[AIM OF THE EXERCISE]:
From the listing below, return each line that includes "Regelungen".

[MATERIAL TO PROCESS]:
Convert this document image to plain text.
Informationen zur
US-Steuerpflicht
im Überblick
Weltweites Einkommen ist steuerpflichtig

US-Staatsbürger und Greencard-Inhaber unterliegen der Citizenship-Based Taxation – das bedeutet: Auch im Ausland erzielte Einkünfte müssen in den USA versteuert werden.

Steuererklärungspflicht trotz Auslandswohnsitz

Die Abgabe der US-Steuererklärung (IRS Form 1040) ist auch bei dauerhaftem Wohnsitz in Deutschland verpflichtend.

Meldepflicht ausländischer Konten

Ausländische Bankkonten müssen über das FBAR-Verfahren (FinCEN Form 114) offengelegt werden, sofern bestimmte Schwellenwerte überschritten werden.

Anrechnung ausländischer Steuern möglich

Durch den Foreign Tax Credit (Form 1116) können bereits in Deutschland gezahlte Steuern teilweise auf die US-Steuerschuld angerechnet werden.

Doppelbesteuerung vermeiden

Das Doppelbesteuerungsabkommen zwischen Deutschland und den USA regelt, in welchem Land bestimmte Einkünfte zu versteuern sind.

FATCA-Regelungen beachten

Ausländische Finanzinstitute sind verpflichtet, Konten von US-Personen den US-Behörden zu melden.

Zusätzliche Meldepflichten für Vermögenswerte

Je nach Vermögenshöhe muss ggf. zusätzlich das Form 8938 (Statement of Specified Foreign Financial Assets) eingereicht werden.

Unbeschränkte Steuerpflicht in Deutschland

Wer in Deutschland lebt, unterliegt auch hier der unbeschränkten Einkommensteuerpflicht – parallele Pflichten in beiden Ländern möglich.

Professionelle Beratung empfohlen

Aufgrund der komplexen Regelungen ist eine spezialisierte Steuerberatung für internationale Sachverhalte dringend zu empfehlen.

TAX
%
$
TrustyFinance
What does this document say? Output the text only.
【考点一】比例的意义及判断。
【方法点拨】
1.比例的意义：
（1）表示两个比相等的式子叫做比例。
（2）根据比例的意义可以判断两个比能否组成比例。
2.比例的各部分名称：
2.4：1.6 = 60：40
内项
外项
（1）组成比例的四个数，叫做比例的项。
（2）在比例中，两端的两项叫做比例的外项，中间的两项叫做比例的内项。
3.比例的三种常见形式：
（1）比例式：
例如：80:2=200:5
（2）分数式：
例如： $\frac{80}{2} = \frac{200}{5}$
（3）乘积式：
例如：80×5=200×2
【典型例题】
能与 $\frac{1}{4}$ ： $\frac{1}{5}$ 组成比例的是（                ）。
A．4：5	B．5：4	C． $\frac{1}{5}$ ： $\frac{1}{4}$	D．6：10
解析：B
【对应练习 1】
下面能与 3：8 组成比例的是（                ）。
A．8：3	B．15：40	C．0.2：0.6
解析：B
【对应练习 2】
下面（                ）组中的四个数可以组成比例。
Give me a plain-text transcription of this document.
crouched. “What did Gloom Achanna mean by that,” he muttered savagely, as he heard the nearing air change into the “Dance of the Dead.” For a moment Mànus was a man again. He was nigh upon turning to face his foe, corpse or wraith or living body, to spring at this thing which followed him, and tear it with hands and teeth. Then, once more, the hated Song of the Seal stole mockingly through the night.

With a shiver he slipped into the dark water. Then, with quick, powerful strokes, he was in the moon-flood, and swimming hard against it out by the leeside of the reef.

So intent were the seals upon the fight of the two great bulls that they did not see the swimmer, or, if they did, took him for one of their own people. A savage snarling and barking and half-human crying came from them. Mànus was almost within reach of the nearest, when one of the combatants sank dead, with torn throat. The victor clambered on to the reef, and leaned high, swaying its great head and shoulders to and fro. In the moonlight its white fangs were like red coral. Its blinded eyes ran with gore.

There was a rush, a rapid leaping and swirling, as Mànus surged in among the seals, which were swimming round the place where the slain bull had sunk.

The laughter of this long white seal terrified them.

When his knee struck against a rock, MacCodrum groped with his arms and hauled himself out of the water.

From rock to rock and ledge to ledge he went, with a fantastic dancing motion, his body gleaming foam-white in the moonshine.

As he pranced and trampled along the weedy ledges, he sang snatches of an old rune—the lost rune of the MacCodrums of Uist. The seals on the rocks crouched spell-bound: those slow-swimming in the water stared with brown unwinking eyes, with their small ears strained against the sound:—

[ANSWER BELOW]:
FATCA-Regelungen beachten
Aufgrund der komplexen Regelungen ist eine spezialisierte Steuerberatung für internationale Sachverhalte dringend zu empfehlen.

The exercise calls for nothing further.